Filter these entries, keeping only lines that hold the word "Size".

*** ENTRIES

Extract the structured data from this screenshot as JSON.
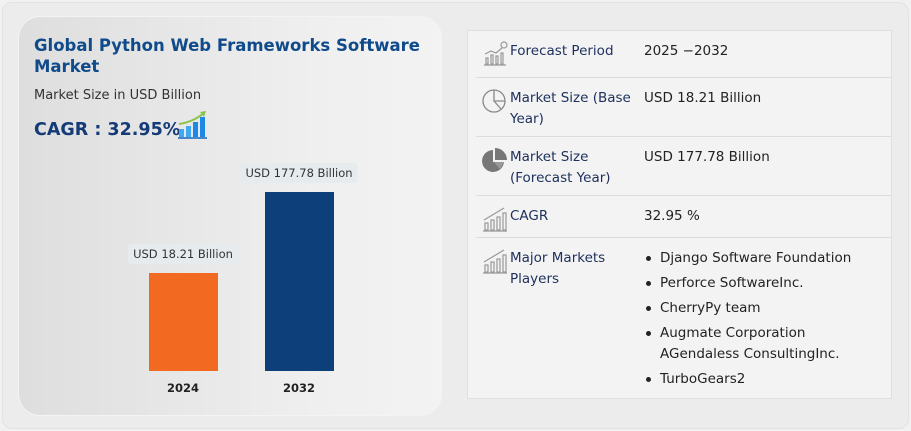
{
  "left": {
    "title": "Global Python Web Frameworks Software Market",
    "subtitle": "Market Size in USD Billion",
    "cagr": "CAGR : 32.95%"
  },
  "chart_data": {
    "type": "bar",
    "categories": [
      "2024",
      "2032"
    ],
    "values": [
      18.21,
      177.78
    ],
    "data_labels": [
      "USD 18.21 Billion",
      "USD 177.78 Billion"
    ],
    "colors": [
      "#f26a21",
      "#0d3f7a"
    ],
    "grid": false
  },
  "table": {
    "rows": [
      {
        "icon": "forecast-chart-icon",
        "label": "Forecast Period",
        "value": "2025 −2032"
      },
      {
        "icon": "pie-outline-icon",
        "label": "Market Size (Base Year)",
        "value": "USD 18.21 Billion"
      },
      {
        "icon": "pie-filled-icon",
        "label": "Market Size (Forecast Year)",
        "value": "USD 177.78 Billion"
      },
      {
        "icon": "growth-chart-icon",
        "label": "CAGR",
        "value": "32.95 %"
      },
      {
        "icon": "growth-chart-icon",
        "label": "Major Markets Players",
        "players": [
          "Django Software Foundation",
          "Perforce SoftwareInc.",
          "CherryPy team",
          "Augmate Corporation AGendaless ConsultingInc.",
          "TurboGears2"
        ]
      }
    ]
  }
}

******
*** ENTRIES

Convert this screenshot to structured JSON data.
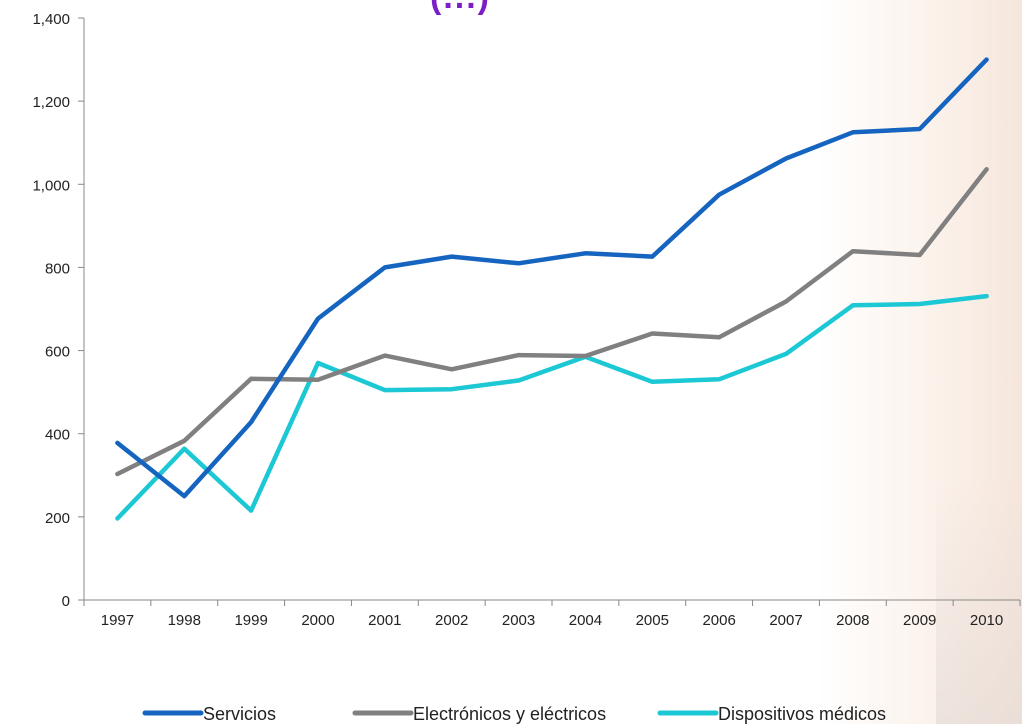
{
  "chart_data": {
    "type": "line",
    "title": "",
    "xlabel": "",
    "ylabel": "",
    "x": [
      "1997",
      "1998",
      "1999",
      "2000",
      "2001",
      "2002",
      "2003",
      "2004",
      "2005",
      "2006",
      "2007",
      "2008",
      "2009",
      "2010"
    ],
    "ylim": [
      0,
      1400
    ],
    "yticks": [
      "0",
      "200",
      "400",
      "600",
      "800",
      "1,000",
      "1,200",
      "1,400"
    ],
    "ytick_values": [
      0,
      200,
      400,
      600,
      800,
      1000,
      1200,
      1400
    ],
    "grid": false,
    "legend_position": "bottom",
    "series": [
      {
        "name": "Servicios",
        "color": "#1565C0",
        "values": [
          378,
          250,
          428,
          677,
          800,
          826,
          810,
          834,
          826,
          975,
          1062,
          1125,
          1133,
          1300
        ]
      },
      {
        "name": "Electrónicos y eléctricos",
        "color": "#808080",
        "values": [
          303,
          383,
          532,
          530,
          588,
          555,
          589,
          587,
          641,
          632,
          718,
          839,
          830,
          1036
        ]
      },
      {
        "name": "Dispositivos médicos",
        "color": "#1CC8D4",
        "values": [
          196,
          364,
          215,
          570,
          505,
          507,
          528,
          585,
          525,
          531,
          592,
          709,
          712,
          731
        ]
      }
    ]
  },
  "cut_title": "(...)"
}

******

- FULL SOLUTION
    "subtitle": "Market Size in USD Billion",
        "label": "Market Size (Base Year)",
        "label": "Market Size (Forecast Year)",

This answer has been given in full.